-- START OF Entries supplied --

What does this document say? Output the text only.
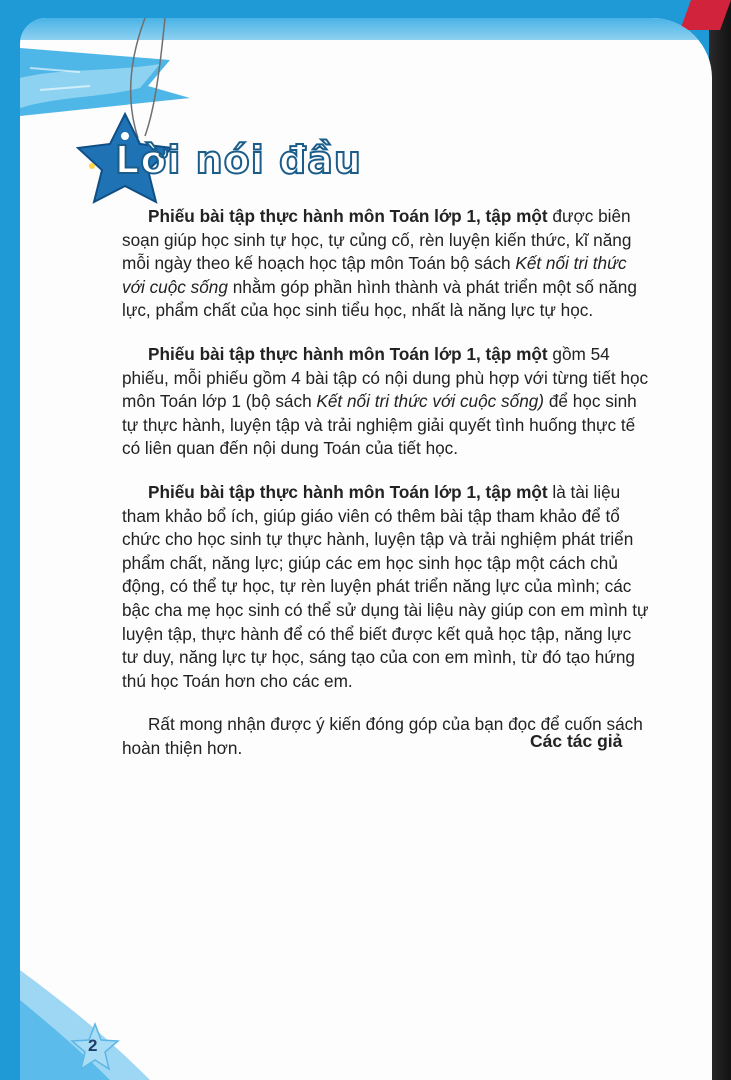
Lời nói đầu

Phiếu bài tập thực hành môn Toán lớp 1, tập một được biên soạn giúp học sinh tự học, tự củng cố, rèn luyện kiến thức, kĩ năng mỗi ngày theo kế hoạch học tập môn Toán bộ sách Kết nối tri thức với cuộc sống nhằm góp phần hình thành và phát triển một số năng lực, phẩm chất của học sinh tiểu học, nhất là năng lực tự học.

Phiếu bài tập thực hành môn Toán lớp 1, tập một gồm 54 phiếu, mỗi phiếu gồm 4 bài tập có nội dung phù hợp với từng tiết học môn Toán lớp 1 (bộ sách Kết nối tri thức với cuộc sống) để học sinh tự thực hành, luyện tập và trải nghiệm giải quyết tình huống thực tế có liên quan đến nội dung Toán của tiết học.

Phiếu bài tập thực hành môn Toán lớp 1, tập một là tài liệu tham khảo bổ ích, giúp giáo viên có thêm bài tập tham khảo để tổ chức cho học sinh tự thực hành, luyện tập và trải nghiệm phát triển phẩm chất, năng lực; giúp các em học sinh học tập một cách chủ động, có thể tự học, tự rèn luyện phát triển năng lực của mình; các bậc cha mẹ học sinh có thể sử dụng tài liệu này giúp con em mình tự luyện tập, thực hành để có thể biết được kết quả học tập, năng lực tư duy, năng lực tự học, sáng tạo của con em mình, từ đó tạo hứng thú học Toán hơn cho các em.

Rất mong nhận được ý kiến đóng góp của bạn đọc để cuốn sách hoàn thiện hơn.	Các tác giả
2
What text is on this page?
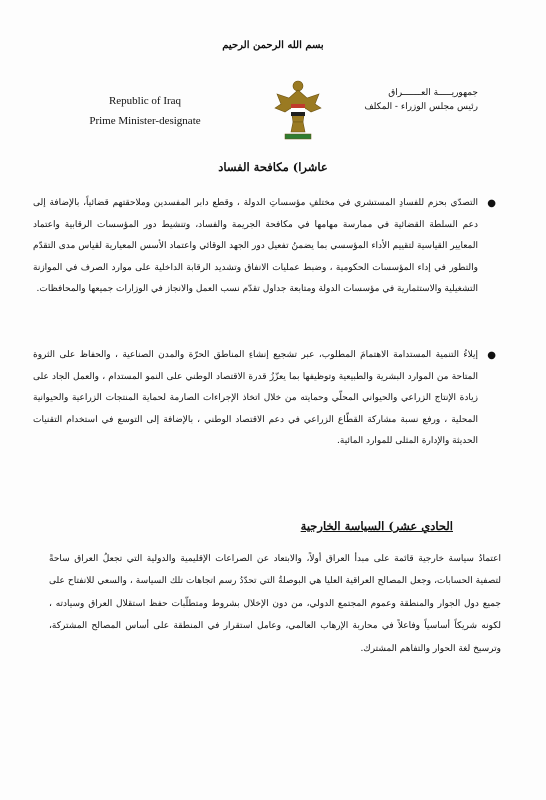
بسم الله الرحمن الرحيم
Republic of Iraq
Prime Minister-designate
جمهوريـــــة العـــــــراق
رئيس مجلس الوزراء - المكلف
عاشرا) مكافحة الفساد
●

التصدّي بحزم للفسادِ المستشري في مختلفِ مؤسساتِ الدولة ، وقطع دابر المفسدين وملاحقتهم قضائياً، بالإضافة إلى دعم السلطة القضائية في ممارسة مهامها في مكافحة الجريمة والفساد، وتنشيط دور المؤسسات الرقابية واعتماد المعايير القياسية لتقييم الأداء المؤسسي بما يضمنُ تفعيل دور الجهد الوقائي واعتماد الأسس المعيارية لقياس مدى التقدّم والتطور في إداء المؤسسات الحكومية ، وضبط عمليات الانفاق وتشديد الرقابة الداخلية على موارد الصرف في الموازنة التشغيلية والاستثمارية في مؤسسات الدولة ومتابعة جداول تقدّم نسب العمل والانجاز في الوزارات جميعها والمحافظات.

●

إيلاءُ التنمية المستدامة الاهتمامَ المطلوب، عبر تشجيع إنشاءِ المناطق الحرّة والمدن الصناعية ، والحفاظ على الثروة المتاحة من الموارد البشرية والطبيعية وتوظيفها بما يعزّزُ قدرة الاقتصاد الوطني على النمو المستدام ، والعمل الجاد على زيادة الإنتاج الزراعي والحيواني المحلّي وحمايته من خلال اتخاذ الإجراءات الصارمة لحماية المنتجات الزراعية والحيوانية المحلية ، ورفع نسبة مشاركة القطّاع الزراعي في دعم الاقتصاد الوطني ، بالإضافة إلى التوسع في استخدام التقنيات الحديثة والإدارة المثلى للموارد المائية.

الحادي عشر) السياسة الخارجية

اعتمادُ سياسة خارجية قائمة على مبدأ العراق أولاً، والابتعاد عن الصراعات الإقليمية والدولية التي تجعلُ العراق ساحةً لتصفية الحسابات، وجعل المصالح العراقية العليا هي البوصلةُ التي تحدّدُ رسم اتجاهات تلك السياسة ، والسعي للانفتاح على جميع دول الجوار والمنطقة وعموم المجتمع الدولي، من دون الإخلال بشروط ومتطلّبات حفظ استقلال العراق وسيادته ، لكونه شريكاً أساسياً وفاعلاً في محاربة الإرهاب العالمي، وعامل استقرار في المنطقة على أساس المصالح المشتركة، وترسيخ لغة الحوار والتفاهم المشترك.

-- END OF Entries supplied --

Problem:
Each entry above should be reproduced exactly, with the pictures removed.

Solved problem:
What does this document say? Output the text only.
Lời nói đầu

Phiếu bài tập thực hành môn Toán lớp 1, tập một được biên soạn giúp học sinh tự học, tự củng cố, rèn luyện kiến thức, kĩ năng mỗi ngày theo kế hoạch học tập môn Toán bộ sách Kết nối tri thức với cuộc sống nhằm góp phần hình thành và phát triển một số năng lực, phẩm chất của học sinh tiểu học, nhất là năng lực tự học.

Phiếu bài tập thực hành môn Toán lớp 1, tập một gồm 54 phiếu, mỗi phiếu gồm 4 bài tập có nội dung phù hợp với từng tiết học môn Toán lớp 1 (bộ sách Kết nối tri thức với cuộc sống) để học sinh tự thực hành, luyện tập và trải nghiệm giải quyết tình huống thực tế có liên quan đến nội dung Toán của tiết học.

Phiếu bài tập thực hành môn Toán lớp 1, tập một là tài liệu tham khảo bổ ích, giúp giáo viên có thêm bài tập tham khảo để tổ chức cho học sinh tự thực hành, luyện tập và trải nghiệm phát triển phẩm chất, năng lực; giúp các em học sinh học tập một cách chủ động, có thể tự học, tự rèn luyện phát triển năng lực của mình; các bậc cha mẹ học sinh có thể sử dụng tài liệu này giúp con em mình tự luyện tập, thực hành để có thể biết được kết quả học tập, năng lực tư duy, năng lực tự học, sáng tạo của con em mình, từ đó tạo hứng thú học Toán hơn cho các em.

Rất mong nhận được ý kiến đóng góp của bạn đọc để cuốn sách hoàn thiện hơn.	Các tác giả
2
What text is on this page?
بسم الله الرحمن الرحيم
Republic of Iraq
Prime Minister-designate
جمهوريـــــة العـــــــراق
رئيس مجلس الوزراء - المكلف
عاشرا) مكافحة الفساد
●

التصدّي بحزم للفسادِ المستشري في مختلفِ مؤسساتِ الدولة ، وقطع دابر المفسدين وملاحقتهم قضائياً، بالإضافة إلى دعم السلطة القضائية في ممارسة مهامها في مكافحة الجريمة والفساد، وتنشيط دور المؤسسات الرقابية واعتماد المعايير القياسية لتقييم الأداء المؤسسي بما يضمنُ تفعيل دور الجهد الوقائي واعتماد الأسس المعيارية لقياس مدى التقدّم والتطور في إداء المؤسسات الحكومية ، وضبط عمليات الانفاق وتشديد الرقابة الداخلية على موارد الصرف في الموازنة التشغيلية والاستثمارية في مؤسسات الدولة ومتابعة جداول تقدّم نسب العمل والانجاز في الوزارات جميعها والمحافظات.

●

إيلاءُ التنمية المستدامة الاهتمامَ المطلوب، عبر تشجيع إنشاءِ المناطق الحرّة والمدن الصناعية ، والحفاظ على الثروة المتاحة من الموارد البشرية والطبيعية وتوظيفها بما يعزّزُ قدرة الاقتصاد الوطني على النمو المستدام ، والعمل الجاد على زيادة الإنتاج الزراعي والحيواني المحلّي وحمايته من خلال اتخاذ الإجراءات الصارمة لحماية المنتجات الزراعية والحيوانية المحلية ، ورفع نسبة مشاركة القطّاع الزراعي في دعم الاقتصاد الوطني ، بالإضافة إلى التوسع في استخدام التقنيات الحديثة والإدارة المثلى للموارد المائية.

الحادي عشر) السياسة الخارجية

اعتمادُ سياسة خارجية قائمة على مبدأ العراق أولاً، والابتعاد عن الصراعات الإقليمية والدولية التي تجعلُ العراق ساحةً لتصفية الحسابات، وجعل المصالح العراقية العليا هي البوصلةُ التي تحدّدُ رسم اتجاهات تلك السياسة ، والسعي للانفتاح على جميع دول الجوار والمنطقة وعموم المجتمع الدولي، من دون الإخلال بشروط ومتطلّبات حفظ استقلال العراق وسيادته ، لكونه شريكاً أساسياً وفاعلاً في محاربة الإرهاب العالمي، وعامل استقرار في المنطقة على أساس المصالح المشتركة، وترسيخ لغة الحوار والتفاهم المشترك.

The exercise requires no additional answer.